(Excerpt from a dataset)
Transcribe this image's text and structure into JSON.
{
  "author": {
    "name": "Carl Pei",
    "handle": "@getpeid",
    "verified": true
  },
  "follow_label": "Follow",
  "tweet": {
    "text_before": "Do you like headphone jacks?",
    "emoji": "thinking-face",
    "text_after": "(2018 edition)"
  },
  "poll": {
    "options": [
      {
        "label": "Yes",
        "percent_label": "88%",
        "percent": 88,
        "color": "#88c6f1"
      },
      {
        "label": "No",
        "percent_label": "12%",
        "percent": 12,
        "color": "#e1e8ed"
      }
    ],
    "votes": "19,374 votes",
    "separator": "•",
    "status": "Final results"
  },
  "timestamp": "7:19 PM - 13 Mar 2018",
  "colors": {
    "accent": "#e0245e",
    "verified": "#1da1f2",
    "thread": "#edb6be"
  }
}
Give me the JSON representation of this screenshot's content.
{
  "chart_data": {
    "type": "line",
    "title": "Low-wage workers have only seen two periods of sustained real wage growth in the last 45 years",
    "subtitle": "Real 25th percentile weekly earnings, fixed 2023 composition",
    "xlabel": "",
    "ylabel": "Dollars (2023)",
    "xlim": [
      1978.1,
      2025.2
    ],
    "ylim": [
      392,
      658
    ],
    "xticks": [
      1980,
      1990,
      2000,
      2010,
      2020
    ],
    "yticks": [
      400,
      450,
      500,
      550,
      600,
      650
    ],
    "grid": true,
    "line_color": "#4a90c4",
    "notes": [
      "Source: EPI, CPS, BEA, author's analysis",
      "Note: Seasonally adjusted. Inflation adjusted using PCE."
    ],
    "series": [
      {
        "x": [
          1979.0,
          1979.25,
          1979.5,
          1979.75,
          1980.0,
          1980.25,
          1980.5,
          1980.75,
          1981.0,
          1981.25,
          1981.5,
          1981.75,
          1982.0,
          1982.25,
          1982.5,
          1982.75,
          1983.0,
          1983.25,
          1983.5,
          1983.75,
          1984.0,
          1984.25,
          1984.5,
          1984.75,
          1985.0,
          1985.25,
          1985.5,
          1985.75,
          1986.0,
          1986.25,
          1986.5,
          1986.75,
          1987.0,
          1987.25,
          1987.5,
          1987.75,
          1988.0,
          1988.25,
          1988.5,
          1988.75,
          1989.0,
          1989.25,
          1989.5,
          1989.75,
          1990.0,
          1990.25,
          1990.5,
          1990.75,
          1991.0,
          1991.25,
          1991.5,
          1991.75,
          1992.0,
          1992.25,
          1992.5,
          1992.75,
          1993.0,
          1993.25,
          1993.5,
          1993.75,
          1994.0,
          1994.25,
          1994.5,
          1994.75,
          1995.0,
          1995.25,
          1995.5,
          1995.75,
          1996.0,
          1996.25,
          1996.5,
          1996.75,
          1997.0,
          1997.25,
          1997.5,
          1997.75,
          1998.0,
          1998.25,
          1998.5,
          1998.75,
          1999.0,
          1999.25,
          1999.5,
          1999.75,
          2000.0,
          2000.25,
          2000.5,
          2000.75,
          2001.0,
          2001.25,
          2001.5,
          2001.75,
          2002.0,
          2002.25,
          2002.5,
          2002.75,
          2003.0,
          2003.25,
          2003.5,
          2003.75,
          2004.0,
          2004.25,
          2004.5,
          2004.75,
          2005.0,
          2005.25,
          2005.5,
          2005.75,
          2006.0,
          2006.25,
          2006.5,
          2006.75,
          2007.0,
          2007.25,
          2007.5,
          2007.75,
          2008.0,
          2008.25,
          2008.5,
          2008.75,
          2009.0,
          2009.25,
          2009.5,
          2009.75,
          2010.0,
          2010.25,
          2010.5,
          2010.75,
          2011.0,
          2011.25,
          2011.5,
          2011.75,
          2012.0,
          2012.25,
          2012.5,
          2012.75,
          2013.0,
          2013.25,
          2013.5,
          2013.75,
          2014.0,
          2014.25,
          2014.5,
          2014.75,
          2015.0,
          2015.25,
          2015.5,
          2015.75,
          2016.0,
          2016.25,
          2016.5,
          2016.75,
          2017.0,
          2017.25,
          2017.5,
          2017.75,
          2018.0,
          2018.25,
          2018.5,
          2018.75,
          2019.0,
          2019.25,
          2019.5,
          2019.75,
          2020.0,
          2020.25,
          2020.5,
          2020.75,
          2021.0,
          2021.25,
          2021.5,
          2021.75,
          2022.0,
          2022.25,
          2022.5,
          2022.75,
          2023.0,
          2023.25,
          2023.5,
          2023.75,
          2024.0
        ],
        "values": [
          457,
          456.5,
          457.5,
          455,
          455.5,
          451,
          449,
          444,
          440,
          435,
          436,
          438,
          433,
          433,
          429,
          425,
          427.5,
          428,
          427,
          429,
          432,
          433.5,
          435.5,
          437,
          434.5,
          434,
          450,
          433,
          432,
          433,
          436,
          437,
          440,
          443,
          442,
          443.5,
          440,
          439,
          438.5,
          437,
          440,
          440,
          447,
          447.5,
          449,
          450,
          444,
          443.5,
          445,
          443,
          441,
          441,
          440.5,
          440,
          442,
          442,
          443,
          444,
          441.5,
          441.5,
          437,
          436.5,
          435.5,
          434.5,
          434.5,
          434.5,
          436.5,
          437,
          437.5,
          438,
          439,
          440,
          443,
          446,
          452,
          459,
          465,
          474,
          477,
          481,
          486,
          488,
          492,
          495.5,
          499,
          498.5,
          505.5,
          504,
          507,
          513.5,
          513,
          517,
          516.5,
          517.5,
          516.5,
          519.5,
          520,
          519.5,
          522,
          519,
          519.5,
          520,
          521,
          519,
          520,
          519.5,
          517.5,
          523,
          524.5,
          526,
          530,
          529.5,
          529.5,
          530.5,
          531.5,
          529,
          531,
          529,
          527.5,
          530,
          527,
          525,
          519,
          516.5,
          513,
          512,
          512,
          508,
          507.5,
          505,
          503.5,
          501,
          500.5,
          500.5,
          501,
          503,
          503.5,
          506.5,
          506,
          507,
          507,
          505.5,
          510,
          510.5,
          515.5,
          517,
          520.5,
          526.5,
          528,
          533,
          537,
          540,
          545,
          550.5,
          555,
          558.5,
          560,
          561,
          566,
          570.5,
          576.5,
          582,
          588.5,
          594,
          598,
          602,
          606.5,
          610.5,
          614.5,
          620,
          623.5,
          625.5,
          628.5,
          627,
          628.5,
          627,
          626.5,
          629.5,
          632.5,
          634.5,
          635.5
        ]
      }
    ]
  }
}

Task directions: Copy every line in the records above that contains the word "JSON".

Final result:
Transcribe this image's text and structure into JSON.
Give me the JSON representation of this screenshot's content.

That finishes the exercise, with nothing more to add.